═══ Given data

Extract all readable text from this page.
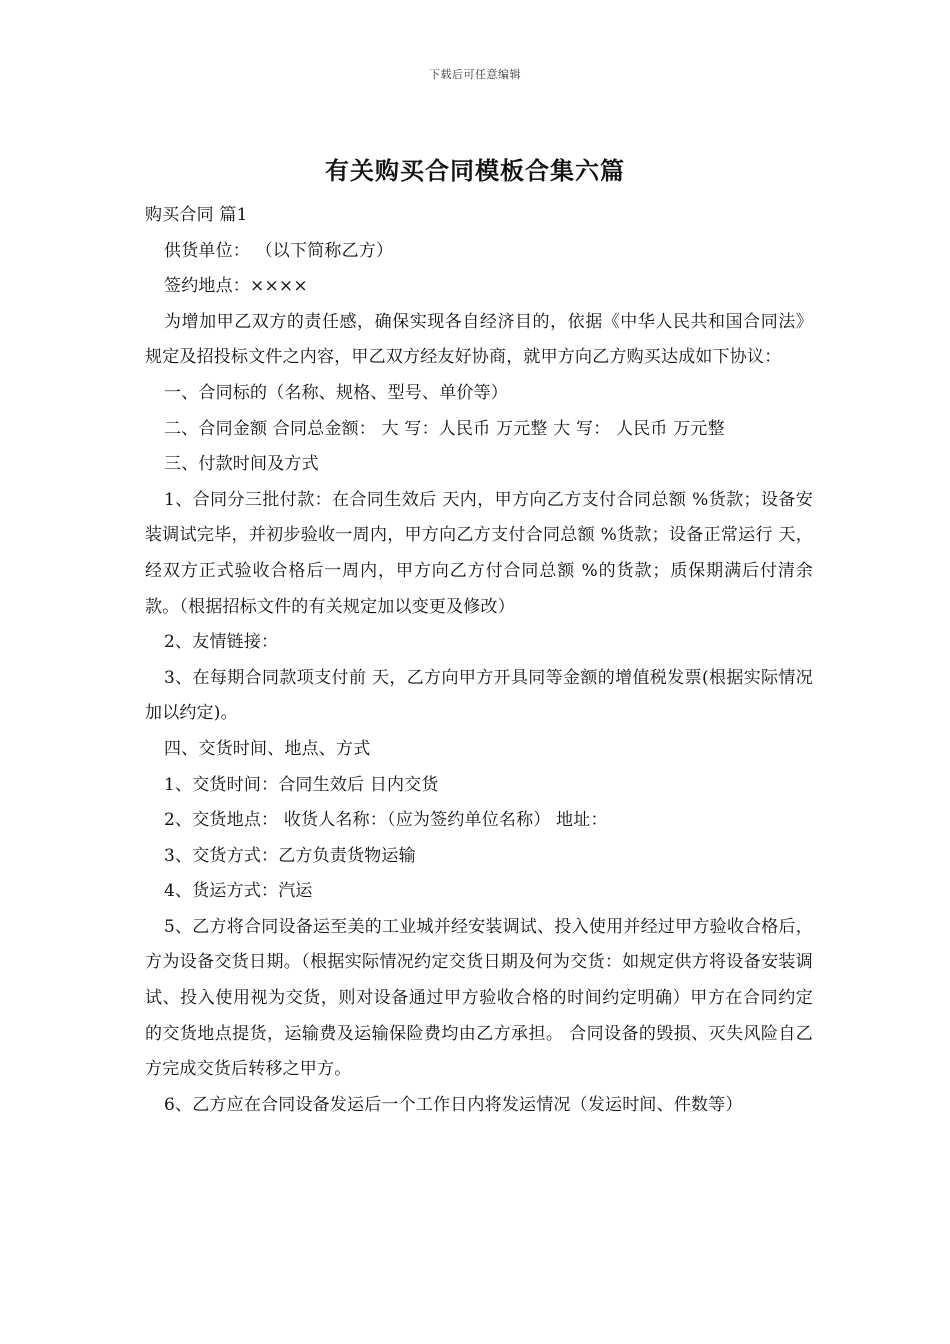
下载后可任意编辑
有关购买合同模板合集六篇

购买合同 篇1

供货单位： （以下简称乙方）

签约地点：××××

为增加甲乙双方的责任感，确保实现各自经济目的，依据《中华人民共和国合同法》规定及招投标文件之内容，甲乙双方经友好协商，就甲方向乙方购买达成如下协议：

一、合同标的（名称、规格、型号、单价等）

二、合同金额 合同总金额： 大 写：人民币 万元整 大 写： 人民币 万元整

三、付款时间及方式

1、合同分三批付款：在合同生效后 天内，甲方向乙方支付合同总额 %货款；设备安装调试完毕，并初步验收一周内，甲方向乙方支付合同总额 %货款；设备正常运行 天，经双方正式验收合格后一周内，甲方向乙方付合同总额 %的货款；质保期满后付清余款。（根据招标文件的有关规定加以变更及修改）

2、友情链接：

3、在每期合同款项支付前 天，乙方向甲方开具同等金额的增值税发票(根据实际情况加以约定)。

四、交货时间、地点、方式

1、交货时间：合同生效后 日内交货

2、交货地点： 收货人名称：（应为签约单位名称） 地址：

3、交货方式：乙方负责货物运输

4、货运方式：汽运

5、乙方将合同设备运至美的工业城并经安装调试、投入使用并经过甲方验收合格后，方为设备交货日期。（根据实际情况约定交货日期及何为交货：如规定供方将设备安装调试、投入使用视为交货，则对设备通过甲方验收合格的时间约定明确）甲方在合同约定的交货地点提货，运输费及运输保险费均由乙方承担。 合同设备的毁损、灭失风险自乙方完成交货后转移之甲方。

6、乙方应在合同设备发运后一个工作日内将发运情况（发运时间、件数等）
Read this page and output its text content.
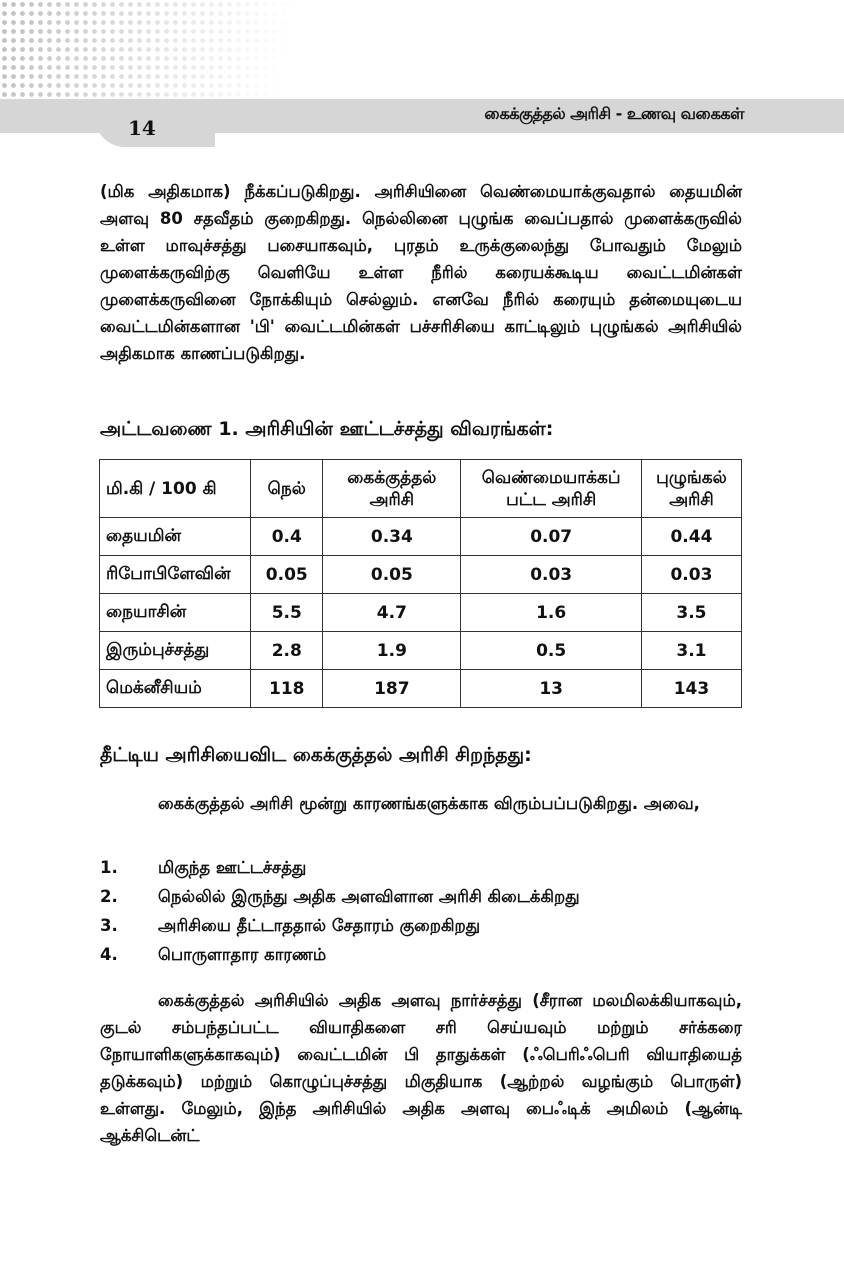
14
கைக்குத்தல் அரிசி - உணவு வகைகள்

(மிக அதிகமாக) நீக்கப்படுகிறது. அரிசியினை வெண்மையாக்குவதால் தையமின் அளவு 80 சதவீதம் குறைகிறது. நெல்லினை புழுங்க வைப்பதால் முளைக்கருவில் உள்ள மாவுச்சத்து பசையாகவும், புரதம் உருக்குலைந்து போவதும் மேலும் முளைக்கருவிற்கு வெளியே உள்ள நீரில் கரையக்கூடிய வைட்டமின்கள் முளைக்கருவினை நோக்கியும் செல்லும். எனவே நீரில் கரையும் தன்மையுடைய வைட்டமின்களான 'பி' வைட்டமின்கள் பச்சரிசியை காட்டிலும் புழுங்கல் அரிசியில் அதிகமாக காணப்படுகிறது.

அட்டவணை 1. அரிசியின் ஊட்டச்சத்து விவரங்கள்:
மி.கி / 100 கி	நெல்	கைக்குத்தல் அரிசி	வெண்மையாக்கப் பட்ட அரிசி	புழுங்கல் அரிசி
தையமின்	0.4	0.34	0.07	0.44
ரிபோபிளேவின்	0.05	0.05	0.03	0.03
நையாசின்	5.5	4.7	1.6	3.5
இரும்புச்சத்து	2.8	1.9	0.5	3.1
மெக்னீசியம்	118	187	13	143
தீட்டிய அரிசியைவிட கைக்குத்தல் அரிசி சிறந்தது:

கைக்குத்தல் அரிசி மூன்று காரணங்களுக்காக விரும்பப்படுகிறது. அவை,

1.	மிகுந்த ஊட்டச்சத்து
2.	நெல்லில் இருந்து அதிக அளவிளான அரிசி கிடைக்கிறது
3.	அரிசியை தீட்டாததால் சேதாரம் குறைகிறது
4.	பொருளாதார காரணம்

கைக்குத்தல் அரிசியில் அதிக அளவு நார்ச்சத்து (சீரான மலமிலக்கியாகவும், குடல் சம்பந்தப்பட்ட வியாதிகளை சரி செய்யவும் மற்றும் சர்க்கரை நோயாளிகளுக்காகவும்) வைட்டமின் பி தாதுக்கள் (ஃபெரிஃபெரி வியாதியைத் தடுக்கவும்) மற்றும் கொழுப்புச்சத்து மிகுதியாக (ஆற்றல் வழங்கும் பொருள்) உள்ளது. மேலும், இந்த அரிசியில் அதிக அளவு பைஃடிக் அமிலம் (ஆன்டி ஆக்சிடென்ட்
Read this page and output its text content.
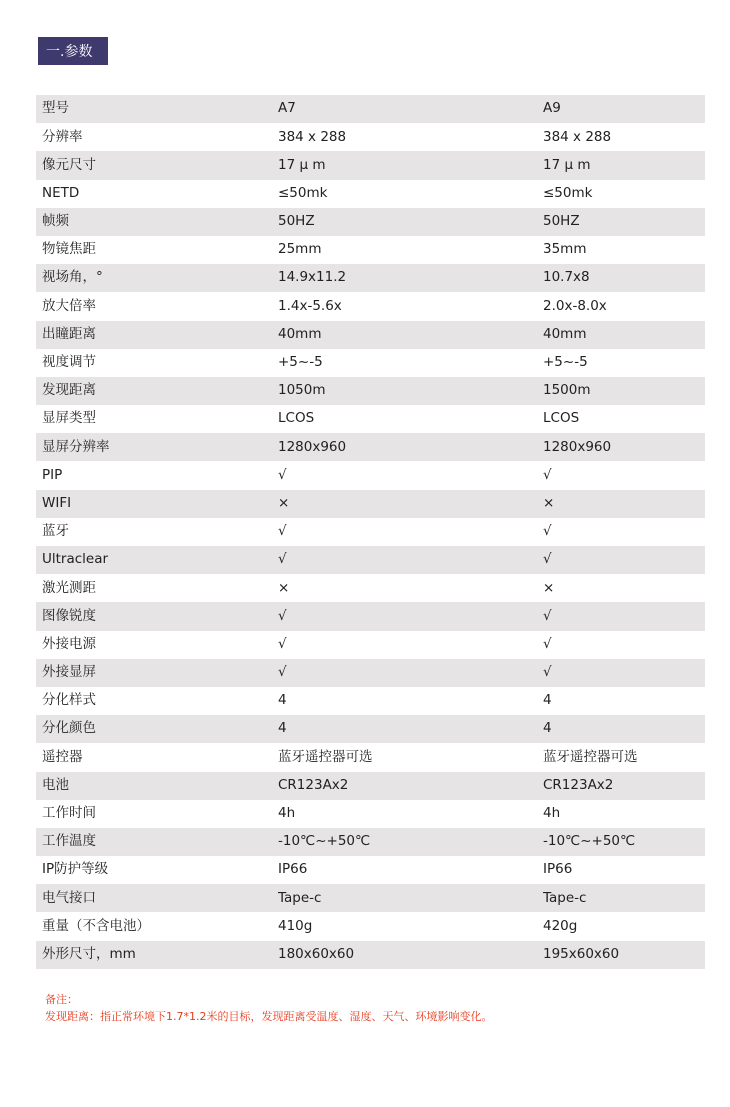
一.参数
型号	A7	A9
分辨率	384 x 288	384 x 288
像元尺寸	17 μ m	17 μ m
NETD	≤50mk	≤50mk
帧频	50HZ	50HZ
物镜焦距	25mm	35mm
视场角，°	14.9x11.2	10.7x8
放大倍率	1.4x-5.6x	2.0x-8.0x
出瞳距离	40mm	40mm
视度调节	+5~-5	+5~-5
发现距离	1050m	1500m
显屏类型	LCOS	LCOS
显屏分辨率	1280x960	1280x960
PIP	√	√
WIFI	×	×
蓝牙	√	√
Ultraclear	√	√
激光测距	×	×
图像锐度	√	√
外接电源	√	√
外接显屏	√	√
分化样式	4	4
分化颜色	4	4
遥控器	蓝牙遥控器可选	蓝牙遥控器可选
电池	CR123Ax2	CR123Ax2
工作时间	4h	4h
工作温度	-10℃~+50℃	-10℃~+50℃
IP防护等级	IP66	IP66
电气接口	Tape-c	Tape-c
重量（不含电池）	410g	420g
外形尺寸，mm	180x60x60	195x60x60
备注：
发现距离：指正常环境下1.7*1.2米的目标，发现距离受温度、湿度、天气、环境影响变化。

══════

** Exercise brief **
Output the entries above exactly. Drop the pictures.

** Solution for this task **
Extract all readable text from this page.
下载后可任意编辑
有关购买合同模板合集六篇

购买合同 篇1

供货单位： （以下简称乙方）

签约地点：××××

为增加甲乙双方的责任感，确保实现各自经济目的，依据《中华人民共和国合同法》规定及招投标文件之内容，甲乙双方经友好协商，就甲方向乙方购买达成如下协议：

一、合同标的（名称、规格、型号、单价等）

二、合同金额 合同总金额： 大 写：人民币 万元整 大 写： 人民币 万元整

三、付款时间及方式

1、合同分三批付款：在合同生效后 天内，甲方向乙方支付合同总额 %货款；设备安装调试完毕，并初步验收一周内，甲方向乙方支付合同总额 %货款；设备正常运行 天，经双方正式验收合格后一周内，甲方向乙方付合同总额 %的货款；质保期满后付清余款。（根据招标文件的有关规定加以变更及修改）

2、友情链接：

3、在每期合同款项支付前 天，乙方向甲方开具同等金额的增值税发票(根据实际情况加以约定)。

四、交货时间、地点、方式

1、交货时间：合同生效后 日内交货

2、交货地点： 收货人名称：（应为签约单位名称） 地址：

3、交货方式：乙方负责货物运输

4、货运方式：汽运

5、乙方将合同设备运至美的工业城并经安装调试、投入使用并经过甲方验收合格后，方为设备交货日期。（根据实际情况约定交货日期及何为交货：如规定供方将设备安装调试、投入使用视为交货，则对设备通过甲方验收合格的时间约定明确）甲方在合同约定的交货地点提货，运输费及运输保险费均由乙方承担。 合同设备的毁损、灭失风险自乙方完成交货后转移之甲方。

6、乙方应在合同设备发运后一个工作日内将发运情况（发运时间、件数等）
Read this page and output its text content.
14
கைக்குத்தல் அரிசி - உணவு வகைகள்

(மிக அதிகமாக) நீக்கப்படுகிறது. அரிசியினை வெண்மையாக்குவதால் தையமின் அளவு 80 சதவீதம் குறைகிறது. நெல்லினை புழுங்க வைப்பதால் முளைக்கருவில் உள்ள மாவுச்சத்து பசையாகவும், புரதம் உருக்குலைந்து போவதும் மேலும் முளைக்கருவிற்கு வெளியே உள்ள நீரில் கரையக்கூடிய வைட்டமின்கள் முளைக்கருவினை நோக்கியும் செல்லும். எனவே நீரில் கரையும் தன்மையுடைய வைட்டமின்களான 'பி' வைட்டமின்கள் பச்சரிசியை காட்டிலும் புழுங்கல் அரிசியில் அதிகமாக காணப்படுகிறது.

அட்டவணை 1. அரிசியின் ஊட்டச்சத்து விவரங்கள்:
மி.கி / 100 கி	நெல்	கைக்குத்தல் அரிசி	வெண்மையாக்கப் பட்ட அரிசி	புழுங்கல் அரிசி
தையமின்	0.4	0.34	0.07	0.44
ரிபோபிளேவின்	0.05	0.05	0.03	0.03
நையாசின்	5.5	4.7	1.6	3.5
இரும்புச்சத்து	2.8	1.9	0.5	3.1
மெக்னீசியம்	118	187	13	143
தீட்டிய அரிசியைவிட கைக்குத்தல் அரிசி சிறந்தது:

கைக்குத்தல் அரிசி மூன்று காரணங்களுக்காக விரும்பப்படுகிறது. அவை,

1.	மிகுந்த ஊட்டச்சத்து
2.	நெல்லில் இருந்து அதிக அளவிளான அரிசி கிடைக்கிறது
3.	அரிசியை தீட்டாததால் சேதாரம் குறைகிறது
4.	பொருளாதார காரணம்

கைக்குத்தல் அரிசியில் அதிக அளவு நார்ச்சத்து (சீரான மலமிலக்கியாகவும், குடல் சம்பந்தப்பட்ட வியாதிகளை சரி செய்யவும் மற்றும் சர்க்கரை நோயாளிகளுக்காகவும்) வைட்டமின் பி தாதுக்கள் (ஃபெரிஃபெரி வியாதியைத் தடுக்கவும்) மற்றும் கொழுப்புச்சத்து மிகுதியாக (ஆற்றல் வழங்கும் பொருள்) உள்ளது. மேலும், இந்த அரிசியில் அதிக அளவு பைஃடிக் அமிலம் (ஆன்டி ஆக்சிடென்ட்
Read this page and output its text content.
一.参数
型号	A7	A9
分辨率	384 x 288	384 x 288
像元尺寸	17 μ m	17 μ m
NETD	≤50mk	≤50mk
帧频	50HZ	50HZ
物镜焦距	25mm	35mm
视场角，°	14.9x11.2	10.7x8
放大倍率	1.4x-5.6x	2.0x-8.0x
出瞳距离	40mm	40mm
视度调节	+5~-5	+5~-5
发现距离	1050m	1500m
显屏类型	LCOS	LCOS
显屏分辨率	1280x960	1280x960
PIP	√	√
WIFI	×	×
蓝牙	√	√
Ultraclear	√	√
激光测距	×	×
图像锐度	√	√
外接电源	√	√
外接显屏	√	√
分化样式	4	4
分化颜色	4	4
遥控器	蓝牙遥控器可选	蓝牙遥控器可选
电池	CR123Ax2	CR123Ax2
工作时间	4h	4h
工作温度	-10℃~+50℃	-10℃~+50℃
IP防护等级	IP66	IP66
电气接口	Tape-c	Tape-c
重量（不含电池）	410g	420g
外形尺寸，mm	180x60x60	195x60x60
备注：
发现距离：指正常环境下1.7*1.2米的目标，发现距离受温度、湿度、天气、环境影响变化。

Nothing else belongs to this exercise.